═══ Data supplied ═══

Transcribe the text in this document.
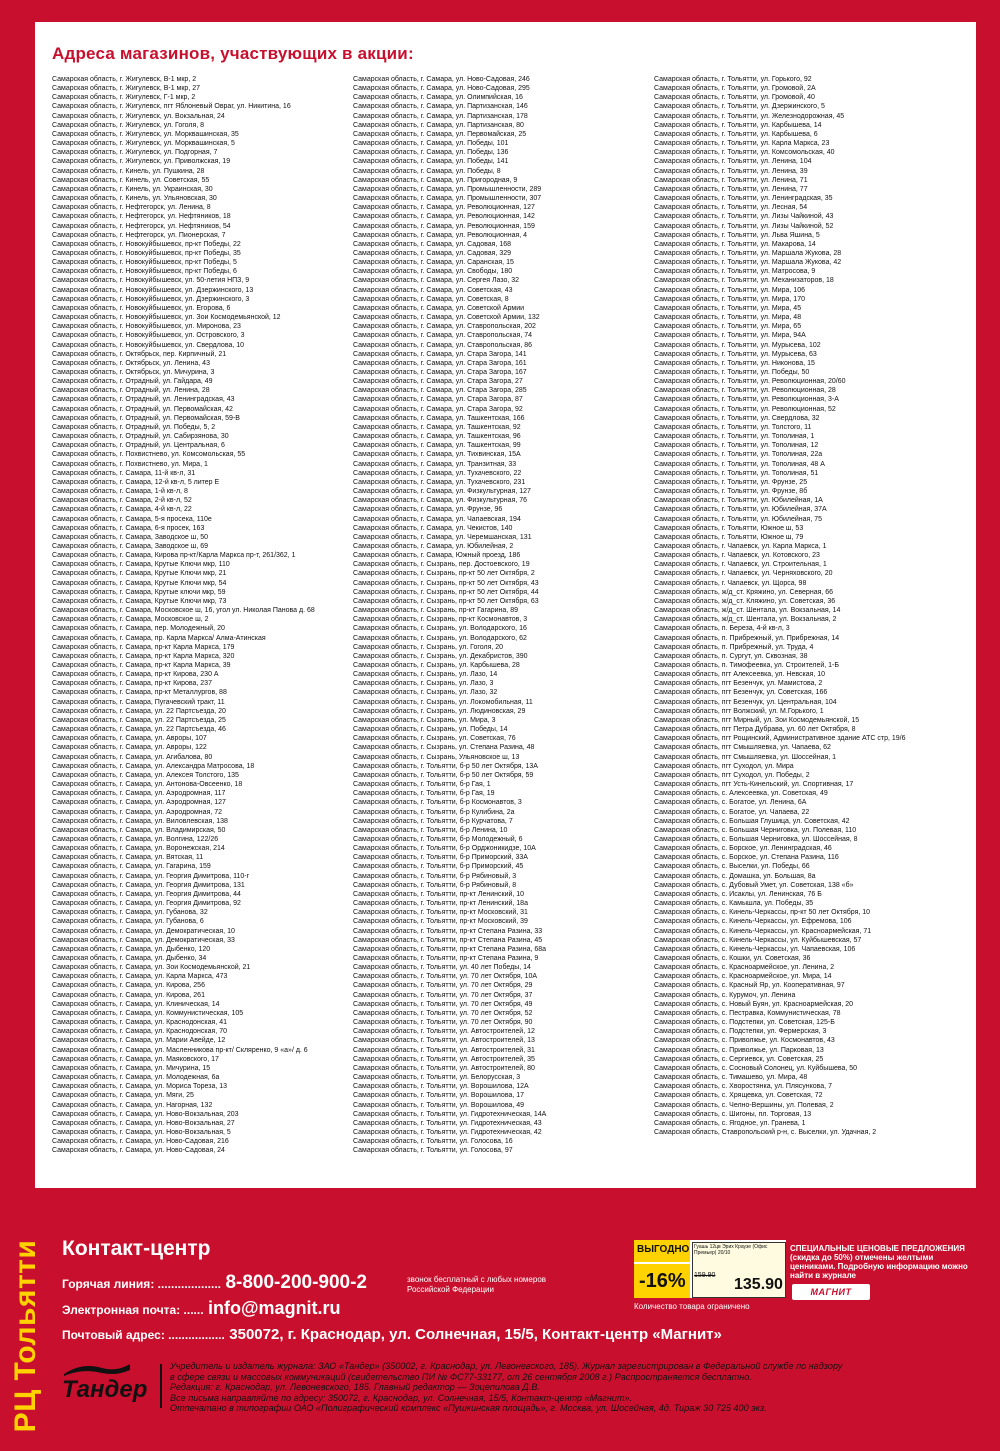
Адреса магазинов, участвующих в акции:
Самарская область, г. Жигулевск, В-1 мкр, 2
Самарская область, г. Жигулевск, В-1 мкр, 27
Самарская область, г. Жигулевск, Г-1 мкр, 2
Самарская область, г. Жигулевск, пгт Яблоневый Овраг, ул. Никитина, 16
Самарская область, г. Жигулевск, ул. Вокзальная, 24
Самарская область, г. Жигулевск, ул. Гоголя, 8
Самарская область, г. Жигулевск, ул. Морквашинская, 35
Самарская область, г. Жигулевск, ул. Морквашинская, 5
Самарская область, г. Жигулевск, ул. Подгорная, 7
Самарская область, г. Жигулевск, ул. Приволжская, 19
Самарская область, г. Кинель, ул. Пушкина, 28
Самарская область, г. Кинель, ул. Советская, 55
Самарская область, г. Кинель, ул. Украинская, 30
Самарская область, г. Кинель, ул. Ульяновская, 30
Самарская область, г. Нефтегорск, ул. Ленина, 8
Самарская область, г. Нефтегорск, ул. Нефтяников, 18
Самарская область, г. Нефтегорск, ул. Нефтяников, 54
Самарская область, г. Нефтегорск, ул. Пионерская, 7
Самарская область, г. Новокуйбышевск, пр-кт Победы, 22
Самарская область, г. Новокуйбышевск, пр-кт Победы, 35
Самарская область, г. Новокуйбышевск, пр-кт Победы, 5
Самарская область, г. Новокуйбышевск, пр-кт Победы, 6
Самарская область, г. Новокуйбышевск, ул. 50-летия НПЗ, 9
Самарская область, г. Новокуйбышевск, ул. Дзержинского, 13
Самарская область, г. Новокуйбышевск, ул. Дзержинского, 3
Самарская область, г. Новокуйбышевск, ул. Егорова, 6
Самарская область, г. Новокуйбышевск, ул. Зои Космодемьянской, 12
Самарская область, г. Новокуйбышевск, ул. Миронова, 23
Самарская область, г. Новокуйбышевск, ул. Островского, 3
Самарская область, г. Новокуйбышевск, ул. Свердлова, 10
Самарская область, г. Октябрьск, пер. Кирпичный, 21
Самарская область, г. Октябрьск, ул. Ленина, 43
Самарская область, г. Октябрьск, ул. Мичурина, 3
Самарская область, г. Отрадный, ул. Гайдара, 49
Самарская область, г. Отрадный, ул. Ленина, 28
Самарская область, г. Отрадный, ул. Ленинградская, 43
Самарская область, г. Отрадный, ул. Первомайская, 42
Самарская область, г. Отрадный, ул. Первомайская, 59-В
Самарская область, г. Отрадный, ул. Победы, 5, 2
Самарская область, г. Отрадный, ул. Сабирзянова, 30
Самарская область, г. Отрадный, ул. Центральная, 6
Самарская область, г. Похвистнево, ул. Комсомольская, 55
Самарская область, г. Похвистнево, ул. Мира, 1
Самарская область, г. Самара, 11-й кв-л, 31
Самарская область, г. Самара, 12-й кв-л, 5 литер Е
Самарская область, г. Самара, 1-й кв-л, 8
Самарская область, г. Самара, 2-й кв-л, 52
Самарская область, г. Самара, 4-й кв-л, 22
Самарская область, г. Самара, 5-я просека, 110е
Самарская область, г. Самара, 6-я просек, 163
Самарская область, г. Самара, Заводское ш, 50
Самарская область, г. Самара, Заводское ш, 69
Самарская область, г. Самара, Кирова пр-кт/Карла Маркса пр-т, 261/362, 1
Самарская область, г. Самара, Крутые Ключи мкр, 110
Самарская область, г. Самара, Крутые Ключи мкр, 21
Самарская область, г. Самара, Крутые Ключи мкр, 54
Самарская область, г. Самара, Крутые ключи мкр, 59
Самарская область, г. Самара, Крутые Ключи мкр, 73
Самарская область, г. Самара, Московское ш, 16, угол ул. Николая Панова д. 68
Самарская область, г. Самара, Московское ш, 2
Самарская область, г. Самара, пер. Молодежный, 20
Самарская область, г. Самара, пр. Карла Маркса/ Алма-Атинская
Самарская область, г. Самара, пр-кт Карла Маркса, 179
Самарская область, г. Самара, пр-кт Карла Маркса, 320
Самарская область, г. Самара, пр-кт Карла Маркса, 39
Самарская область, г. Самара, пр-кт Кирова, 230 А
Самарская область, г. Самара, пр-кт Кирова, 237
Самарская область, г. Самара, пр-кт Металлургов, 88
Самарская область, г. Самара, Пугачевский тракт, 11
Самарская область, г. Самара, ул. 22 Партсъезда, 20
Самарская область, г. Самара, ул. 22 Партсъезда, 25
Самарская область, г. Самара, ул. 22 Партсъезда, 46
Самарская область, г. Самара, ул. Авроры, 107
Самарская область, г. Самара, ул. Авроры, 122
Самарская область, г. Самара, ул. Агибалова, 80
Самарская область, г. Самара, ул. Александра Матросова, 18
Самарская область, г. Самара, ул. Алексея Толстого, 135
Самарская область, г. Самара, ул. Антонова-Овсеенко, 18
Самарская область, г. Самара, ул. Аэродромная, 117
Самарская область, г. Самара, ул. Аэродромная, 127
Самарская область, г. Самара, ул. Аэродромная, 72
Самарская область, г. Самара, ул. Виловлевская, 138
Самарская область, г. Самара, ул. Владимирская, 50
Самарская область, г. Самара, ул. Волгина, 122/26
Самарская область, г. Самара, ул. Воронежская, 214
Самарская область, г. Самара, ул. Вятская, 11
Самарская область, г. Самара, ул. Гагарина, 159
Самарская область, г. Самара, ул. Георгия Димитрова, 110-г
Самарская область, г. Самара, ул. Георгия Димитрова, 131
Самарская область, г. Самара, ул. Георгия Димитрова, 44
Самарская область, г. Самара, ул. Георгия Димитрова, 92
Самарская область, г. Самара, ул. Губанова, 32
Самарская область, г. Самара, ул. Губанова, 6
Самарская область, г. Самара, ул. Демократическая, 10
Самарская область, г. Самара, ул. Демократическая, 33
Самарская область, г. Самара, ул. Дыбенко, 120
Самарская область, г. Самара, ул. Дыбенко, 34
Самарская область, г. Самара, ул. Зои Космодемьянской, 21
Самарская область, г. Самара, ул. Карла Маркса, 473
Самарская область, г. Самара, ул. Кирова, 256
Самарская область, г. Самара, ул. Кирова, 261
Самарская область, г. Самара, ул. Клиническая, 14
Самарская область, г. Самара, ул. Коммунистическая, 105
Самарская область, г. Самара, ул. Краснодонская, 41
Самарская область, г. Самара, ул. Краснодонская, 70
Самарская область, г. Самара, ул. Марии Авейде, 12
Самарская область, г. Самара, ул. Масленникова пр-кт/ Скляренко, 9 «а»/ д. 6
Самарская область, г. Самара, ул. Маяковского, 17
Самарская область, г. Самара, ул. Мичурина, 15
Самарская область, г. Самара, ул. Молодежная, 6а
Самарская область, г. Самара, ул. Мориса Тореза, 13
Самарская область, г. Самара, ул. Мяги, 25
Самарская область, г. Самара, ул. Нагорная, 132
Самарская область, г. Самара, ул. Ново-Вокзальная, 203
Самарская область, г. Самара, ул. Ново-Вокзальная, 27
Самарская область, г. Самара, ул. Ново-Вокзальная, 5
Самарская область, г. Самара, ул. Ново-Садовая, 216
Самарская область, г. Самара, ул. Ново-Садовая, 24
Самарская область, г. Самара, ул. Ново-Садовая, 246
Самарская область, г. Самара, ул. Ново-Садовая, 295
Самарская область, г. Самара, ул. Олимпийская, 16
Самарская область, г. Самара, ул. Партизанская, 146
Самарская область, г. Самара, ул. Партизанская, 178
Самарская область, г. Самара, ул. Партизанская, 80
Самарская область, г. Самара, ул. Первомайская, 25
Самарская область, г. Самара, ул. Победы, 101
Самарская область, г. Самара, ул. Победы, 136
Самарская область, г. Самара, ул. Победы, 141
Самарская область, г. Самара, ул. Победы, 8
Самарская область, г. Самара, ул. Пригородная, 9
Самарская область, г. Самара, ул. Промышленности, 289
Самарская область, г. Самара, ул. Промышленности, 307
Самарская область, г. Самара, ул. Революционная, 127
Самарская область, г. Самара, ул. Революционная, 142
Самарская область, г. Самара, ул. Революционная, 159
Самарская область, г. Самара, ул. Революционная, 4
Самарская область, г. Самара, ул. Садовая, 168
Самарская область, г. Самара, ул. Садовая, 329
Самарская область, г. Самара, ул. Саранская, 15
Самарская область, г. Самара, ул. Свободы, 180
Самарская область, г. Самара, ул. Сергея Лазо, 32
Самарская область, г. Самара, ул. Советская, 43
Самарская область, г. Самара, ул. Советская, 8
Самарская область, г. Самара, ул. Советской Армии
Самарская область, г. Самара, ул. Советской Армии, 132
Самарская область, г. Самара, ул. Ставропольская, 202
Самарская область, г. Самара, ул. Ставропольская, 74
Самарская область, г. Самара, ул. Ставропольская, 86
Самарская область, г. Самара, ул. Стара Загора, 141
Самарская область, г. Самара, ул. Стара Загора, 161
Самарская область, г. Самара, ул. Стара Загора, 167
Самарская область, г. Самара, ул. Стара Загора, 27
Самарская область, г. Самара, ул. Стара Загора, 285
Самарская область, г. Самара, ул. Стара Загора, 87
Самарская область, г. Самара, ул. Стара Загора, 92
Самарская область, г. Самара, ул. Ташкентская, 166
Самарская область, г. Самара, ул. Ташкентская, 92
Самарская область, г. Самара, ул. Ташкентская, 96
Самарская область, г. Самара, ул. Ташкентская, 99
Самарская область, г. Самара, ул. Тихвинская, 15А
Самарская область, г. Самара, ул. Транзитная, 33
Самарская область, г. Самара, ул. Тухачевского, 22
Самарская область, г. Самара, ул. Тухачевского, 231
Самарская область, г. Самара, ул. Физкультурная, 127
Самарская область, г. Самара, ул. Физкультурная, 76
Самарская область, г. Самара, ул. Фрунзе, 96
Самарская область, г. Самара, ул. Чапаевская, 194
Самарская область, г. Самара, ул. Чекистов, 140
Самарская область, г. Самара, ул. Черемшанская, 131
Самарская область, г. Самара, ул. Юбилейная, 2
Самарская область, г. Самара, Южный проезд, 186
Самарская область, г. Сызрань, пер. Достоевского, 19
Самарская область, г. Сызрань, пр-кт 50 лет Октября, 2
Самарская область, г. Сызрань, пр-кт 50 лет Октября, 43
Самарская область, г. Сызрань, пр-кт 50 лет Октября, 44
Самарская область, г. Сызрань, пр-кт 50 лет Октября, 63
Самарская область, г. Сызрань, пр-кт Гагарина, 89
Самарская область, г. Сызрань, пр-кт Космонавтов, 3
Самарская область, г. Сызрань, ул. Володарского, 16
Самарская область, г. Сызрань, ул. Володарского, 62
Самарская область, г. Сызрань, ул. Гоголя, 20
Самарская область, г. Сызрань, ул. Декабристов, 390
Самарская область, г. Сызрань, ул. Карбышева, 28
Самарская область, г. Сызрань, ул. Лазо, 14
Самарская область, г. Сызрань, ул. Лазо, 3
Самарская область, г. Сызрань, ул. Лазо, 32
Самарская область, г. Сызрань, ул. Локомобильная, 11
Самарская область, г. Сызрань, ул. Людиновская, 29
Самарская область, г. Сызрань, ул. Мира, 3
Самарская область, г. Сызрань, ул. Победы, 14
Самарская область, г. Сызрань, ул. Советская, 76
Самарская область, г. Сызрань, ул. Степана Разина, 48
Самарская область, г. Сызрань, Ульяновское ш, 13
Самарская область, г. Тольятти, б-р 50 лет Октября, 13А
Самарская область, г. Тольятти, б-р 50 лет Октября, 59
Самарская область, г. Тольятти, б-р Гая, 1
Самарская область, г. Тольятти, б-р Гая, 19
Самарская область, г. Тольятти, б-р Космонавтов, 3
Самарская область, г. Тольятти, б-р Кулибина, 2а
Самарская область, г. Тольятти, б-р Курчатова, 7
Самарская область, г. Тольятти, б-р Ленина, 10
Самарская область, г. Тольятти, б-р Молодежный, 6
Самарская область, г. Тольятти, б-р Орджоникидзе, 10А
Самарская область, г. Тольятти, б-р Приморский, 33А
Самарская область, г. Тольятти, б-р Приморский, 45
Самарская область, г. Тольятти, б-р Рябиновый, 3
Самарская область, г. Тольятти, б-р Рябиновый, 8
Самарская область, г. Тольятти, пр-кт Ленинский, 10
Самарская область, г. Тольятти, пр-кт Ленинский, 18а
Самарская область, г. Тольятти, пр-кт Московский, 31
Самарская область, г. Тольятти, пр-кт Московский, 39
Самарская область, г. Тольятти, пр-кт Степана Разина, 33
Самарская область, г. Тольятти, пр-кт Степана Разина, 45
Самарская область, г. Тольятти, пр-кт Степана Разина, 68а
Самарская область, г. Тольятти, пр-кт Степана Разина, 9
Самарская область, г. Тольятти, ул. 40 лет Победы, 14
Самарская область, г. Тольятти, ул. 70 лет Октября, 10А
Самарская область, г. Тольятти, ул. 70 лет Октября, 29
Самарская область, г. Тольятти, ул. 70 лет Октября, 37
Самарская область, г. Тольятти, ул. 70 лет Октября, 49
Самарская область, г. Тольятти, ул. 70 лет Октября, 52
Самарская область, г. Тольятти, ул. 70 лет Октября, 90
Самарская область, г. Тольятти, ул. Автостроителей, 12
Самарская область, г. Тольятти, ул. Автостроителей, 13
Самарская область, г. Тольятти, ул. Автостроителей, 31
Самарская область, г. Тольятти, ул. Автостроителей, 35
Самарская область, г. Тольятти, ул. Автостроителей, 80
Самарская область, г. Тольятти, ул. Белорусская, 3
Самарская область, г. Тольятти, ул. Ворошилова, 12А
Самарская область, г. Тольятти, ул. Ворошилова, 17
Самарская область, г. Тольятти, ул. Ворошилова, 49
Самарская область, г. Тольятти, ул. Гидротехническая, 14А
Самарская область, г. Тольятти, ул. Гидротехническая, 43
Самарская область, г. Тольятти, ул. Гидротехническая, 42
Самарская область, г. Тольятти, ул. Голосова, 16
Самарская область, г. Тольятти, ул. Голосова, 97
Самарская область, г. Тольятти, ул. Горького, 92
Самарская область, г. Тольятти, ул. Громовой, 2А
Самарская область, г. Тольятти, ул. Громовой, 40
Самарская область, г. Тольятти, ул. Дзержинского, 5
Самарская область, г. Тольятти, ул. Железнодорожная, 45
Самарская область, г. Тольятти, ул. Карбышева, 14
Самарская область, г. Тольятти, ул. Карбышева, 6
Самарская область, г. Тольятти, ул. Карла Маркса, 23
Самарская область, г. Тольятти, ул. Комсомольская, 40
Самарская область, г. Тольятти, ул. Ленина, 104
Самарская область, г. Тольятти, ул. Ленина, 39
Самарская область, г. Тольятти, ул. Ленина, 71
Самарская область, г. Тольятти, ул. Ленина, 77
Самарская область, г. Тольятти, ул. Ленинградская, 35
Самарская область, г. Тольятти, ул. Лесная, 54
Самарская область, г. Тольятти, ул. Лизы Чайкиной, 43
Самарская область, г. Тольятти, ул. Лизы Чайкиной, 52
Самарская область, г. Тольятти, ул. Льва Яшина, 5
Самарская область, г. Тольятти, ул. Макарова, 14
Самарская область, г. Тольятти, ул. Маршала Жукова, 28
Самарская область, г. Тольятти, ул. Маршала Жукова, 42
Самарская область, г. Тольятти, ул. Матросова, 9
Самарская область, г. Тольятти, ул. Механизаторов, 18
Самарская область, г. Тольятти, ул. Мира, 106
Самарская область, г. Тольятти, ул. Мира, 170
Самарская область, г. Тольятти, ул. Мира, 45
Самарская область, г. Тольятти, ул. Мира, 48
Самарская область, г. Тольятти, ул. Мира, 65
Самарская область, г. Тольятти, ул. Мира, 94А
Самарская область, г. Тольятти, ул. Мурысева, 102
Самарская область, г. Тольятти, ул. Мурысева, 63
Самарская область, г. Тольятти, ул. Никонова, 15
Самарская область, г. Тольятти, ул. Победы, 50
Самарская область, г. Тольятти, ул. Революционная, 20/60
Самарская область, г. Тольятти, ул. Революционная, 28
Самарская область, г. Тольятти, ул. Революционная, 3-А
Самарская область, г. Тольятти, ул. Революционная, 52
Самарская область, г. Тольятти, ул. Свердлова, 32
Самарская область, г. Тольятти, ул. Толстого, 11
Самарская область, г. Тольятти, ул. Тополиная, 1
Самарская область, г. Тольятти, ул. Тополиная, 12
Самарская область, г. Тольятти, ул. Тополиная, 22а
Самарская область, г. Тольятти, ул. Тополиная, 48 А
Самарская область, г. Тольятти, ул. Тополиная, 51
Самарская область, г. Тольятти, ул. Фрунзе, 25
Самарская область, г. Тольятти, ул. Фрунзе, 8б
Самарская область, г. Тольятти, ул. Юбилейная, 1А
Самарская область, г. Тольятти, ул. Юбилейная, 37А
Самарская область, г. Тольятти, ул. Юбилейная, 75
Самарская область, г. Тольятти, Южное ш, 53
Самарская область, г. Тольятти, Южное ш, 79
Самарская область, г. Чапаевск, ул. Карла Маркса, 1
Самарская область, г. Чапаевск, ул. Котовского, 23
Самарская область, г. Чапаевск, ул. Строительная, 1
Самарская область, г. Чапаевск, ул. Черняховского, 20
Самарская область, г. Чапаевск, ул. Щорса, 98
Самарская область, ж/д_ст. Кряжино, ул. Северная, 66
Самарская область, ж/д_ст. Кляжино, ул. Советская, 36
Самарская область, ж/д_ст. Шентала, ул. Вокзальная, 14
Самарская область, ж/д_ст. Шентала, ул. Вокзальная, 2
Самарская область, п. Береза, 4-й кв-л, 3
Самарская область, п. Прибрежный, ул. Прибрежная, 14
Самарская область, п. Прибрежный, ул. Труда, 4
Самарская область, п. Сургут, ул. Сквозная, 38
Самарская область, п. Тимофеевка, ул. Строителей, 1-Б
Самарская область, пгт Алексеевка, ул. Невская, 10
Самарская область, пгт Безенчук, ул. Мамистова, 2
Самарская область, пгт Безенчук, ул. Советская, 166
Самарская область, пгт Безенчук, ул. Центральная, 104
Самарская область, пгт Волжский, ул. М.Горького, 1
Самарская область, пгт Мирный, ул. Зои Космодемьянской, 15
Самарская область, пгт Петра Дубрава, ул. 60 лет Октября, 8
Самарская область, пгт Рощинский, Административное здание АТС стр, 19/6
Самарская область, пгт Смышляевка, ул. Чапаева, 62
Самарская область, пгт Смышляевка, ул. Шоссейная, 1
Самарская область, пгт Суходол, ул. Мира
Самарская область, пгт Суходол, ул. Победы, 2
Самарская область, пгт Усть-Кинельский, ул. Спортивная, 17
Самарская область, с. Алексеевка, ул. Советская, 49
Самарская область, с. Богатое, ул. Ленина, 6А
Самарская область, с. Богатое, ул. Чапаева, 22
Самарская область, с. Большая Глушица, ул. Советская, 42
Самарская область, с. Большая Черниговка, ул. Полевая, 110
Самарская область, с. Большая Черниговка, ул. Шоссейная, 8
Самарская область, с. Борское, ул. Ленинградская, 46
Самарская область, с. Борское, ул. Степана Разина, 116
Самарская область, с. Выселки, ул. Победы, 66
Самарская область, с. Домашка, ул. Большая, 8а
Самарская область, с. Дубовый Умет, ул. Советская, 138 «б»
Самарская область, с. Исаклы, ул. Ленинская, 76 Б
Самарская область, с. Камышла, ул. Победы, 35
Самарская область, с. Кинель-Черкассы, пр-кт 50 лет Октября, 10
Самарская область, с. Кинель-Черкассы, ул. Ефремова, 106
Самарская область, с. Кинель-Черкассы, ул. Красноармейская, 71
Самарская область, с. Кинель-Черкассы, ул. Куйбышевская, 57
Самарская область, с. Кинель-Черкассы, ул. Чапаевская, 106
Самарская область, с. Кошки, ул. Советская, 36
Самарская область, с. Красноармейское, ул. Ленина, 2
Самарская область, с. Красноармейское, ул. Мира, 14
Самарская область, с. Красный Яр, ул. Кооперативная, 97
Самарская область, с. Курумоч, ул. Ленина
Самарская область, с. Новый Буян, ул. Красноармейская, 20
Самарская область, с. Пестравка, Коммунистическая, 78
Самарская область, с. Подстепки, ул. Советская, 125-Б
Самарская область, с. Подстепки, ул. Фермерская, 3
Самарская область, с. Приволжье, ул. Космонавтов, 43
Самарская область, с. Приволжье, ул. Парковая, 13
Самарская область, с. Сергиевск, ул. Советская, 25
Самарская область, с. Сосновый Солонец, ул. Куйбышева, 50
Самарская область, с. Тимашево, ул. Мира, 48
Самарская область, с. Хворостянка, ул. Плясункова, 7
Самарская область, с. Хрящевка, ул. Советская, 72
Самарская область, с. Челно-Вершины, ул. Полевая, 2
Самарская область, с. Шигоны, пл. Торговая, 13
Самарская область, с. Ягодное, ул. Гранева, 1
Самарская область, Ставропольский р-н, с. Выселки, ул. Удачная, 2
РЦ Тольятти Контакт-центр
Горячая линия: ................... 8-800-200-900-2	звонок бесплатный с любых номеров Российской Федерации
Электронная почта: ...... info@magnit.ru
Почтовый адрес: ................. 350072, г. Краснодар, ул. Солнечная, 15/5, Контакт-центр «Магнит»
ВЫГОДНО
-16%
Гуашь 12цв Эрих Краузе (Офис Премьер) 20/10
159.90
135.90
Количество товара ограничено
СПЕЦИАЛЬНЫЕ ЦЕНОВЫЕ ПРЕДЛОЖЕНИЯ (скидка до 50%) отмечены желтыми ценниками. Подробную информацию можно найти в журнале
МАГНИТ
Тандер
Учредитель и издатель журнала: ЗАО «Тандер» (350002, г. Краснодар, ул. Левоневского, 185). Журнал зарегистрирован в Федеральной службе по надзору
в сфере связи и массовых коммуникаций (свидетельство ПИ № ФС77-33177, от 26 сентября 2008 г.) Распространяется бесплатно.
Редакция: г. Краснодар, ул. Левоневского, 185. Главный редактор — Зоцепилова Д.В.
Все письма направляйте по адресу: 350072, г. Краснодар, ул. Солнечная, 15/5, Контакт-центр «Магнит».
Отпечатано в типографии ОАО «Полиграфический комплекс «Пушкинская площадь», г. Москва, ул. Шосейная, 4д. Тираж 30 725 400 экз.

═══

**To be done**. List each line holding the string "Мира".

**Complete answer**.
Самарская область, г. Похвистнево, ул. Мира, 1
Самарская область, г. Сызрань, ул. Мира, 3
Самарская область, г. Тольятти, ул. Мира, 106
Самарская область, г. Тольятти, ул. Мира, 170
Самарская область, г. Тольятти, ул. Мира, 45
Самарская область, г. Тольятти, ул. Мира, 48
Самарская область, г. Тольятти, ул. Мира, 65
Самарская область, г. Тольятти, ул. Мира, 94А
Самарская область, пгт Суходол, ул. Мира
Самарская область, с. Красноармейское, ул. Мира, 14
Самарская область, с. Тимашево, ул. Мира, 48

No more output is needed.